Using the listing below, report all lines holding the word "držalo".

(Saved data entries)
▶
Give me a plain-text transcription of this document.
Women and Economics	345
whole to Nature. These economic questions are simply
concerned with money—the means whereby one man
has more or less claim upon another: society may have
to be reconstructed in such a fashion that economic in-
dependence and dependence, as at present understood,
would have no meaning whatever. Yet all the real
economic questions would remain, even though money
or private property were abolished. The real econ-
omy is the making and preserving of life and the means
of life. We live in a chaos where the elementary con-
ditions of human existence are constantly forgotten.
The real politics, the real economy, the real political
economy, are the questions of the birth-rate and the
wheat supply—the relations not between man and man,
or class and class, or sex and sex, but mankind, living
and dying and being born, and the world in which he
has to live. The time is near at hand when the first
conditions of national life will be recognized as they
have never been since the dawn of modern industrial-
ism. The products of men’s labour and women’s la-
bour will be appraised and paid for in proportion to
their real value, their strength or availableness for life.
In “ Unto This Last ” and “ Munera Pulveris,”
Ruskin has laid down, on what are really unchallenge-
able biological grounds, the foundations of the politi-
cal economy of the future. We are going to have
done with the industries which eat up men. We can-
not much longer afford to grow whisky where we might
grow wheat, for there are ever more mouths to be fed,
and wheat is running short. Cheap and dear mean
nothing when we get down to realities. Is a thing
◀
▶
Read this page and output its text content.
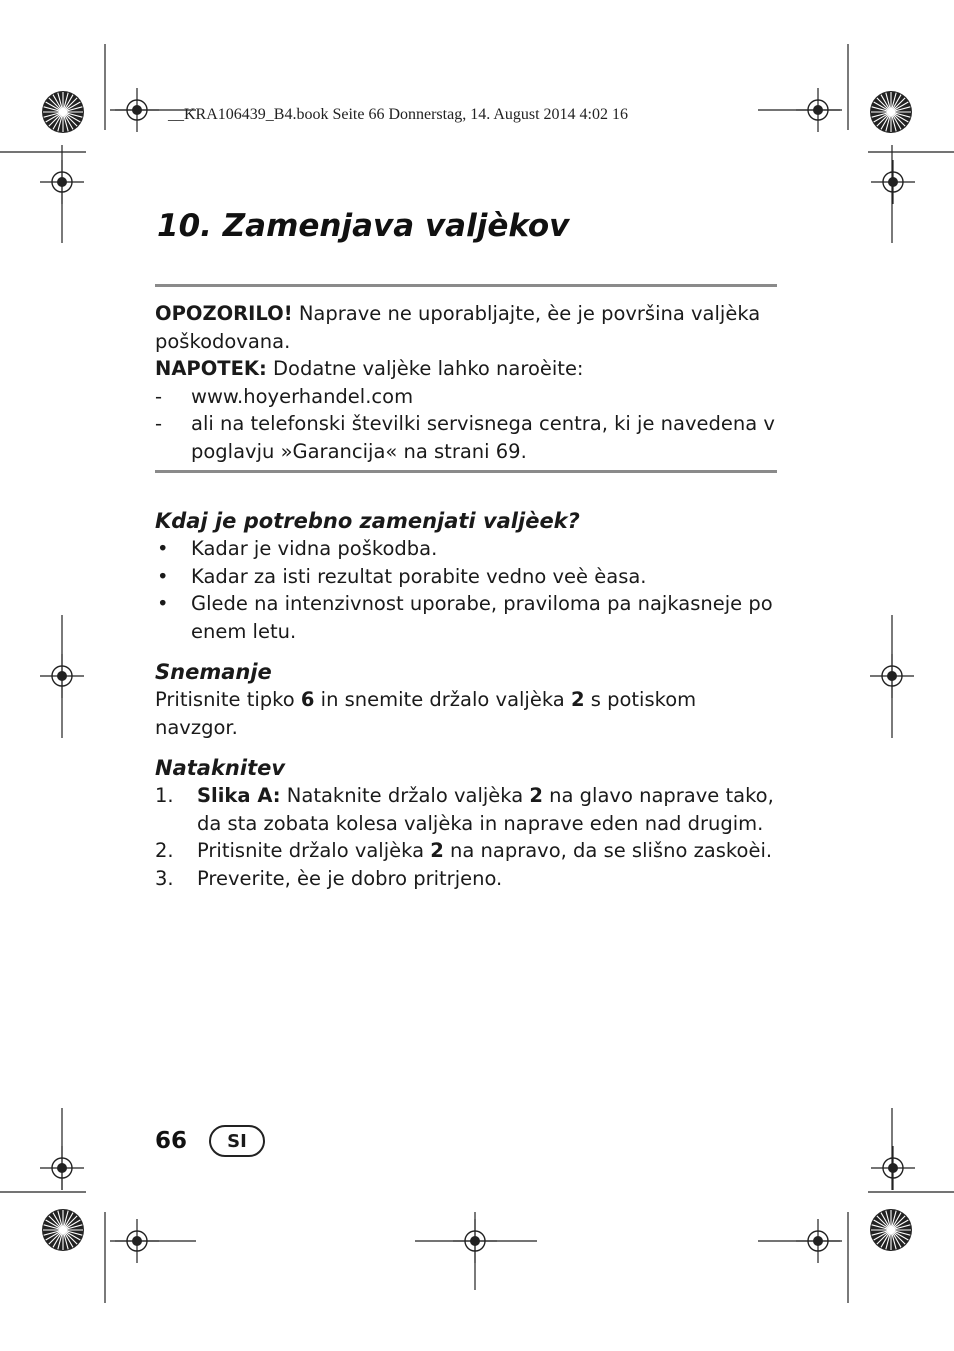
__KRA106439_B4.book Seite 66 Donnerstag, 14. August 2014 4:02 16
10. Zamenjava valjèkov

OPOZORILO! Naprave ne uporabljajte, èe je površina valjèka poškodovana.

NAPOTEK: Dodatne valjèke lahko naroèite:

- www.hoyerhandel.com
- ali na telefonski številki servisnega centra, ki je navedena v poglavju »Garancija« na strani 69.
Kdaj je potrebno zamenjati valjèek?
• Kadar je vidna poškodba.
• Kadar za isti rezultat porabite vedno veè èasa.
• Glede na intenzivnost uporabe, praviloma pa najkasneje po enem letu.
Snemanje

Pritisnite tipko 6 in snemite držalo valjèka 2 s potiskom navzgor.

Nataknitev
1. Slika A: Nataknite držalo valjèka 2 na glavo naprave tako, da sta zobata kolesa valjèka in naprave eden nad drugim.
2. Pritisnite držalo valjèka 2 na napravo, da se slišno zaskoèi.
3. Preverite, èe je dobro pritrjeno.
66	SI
◀
» ANSWER TO THIS PROBLEM
Pritisnite tipko 6 in snemite držalo valjèka 2 s potiskom navzgor.
1. Slika A: Nataknite držalo valjèka 2 na glavo naprave tako, da sta zobata kolesa valjèka in naprave eden nad drugim.
2. Pritisnite držalo valjèka 2 na napravo, da se slišno zaskoèi.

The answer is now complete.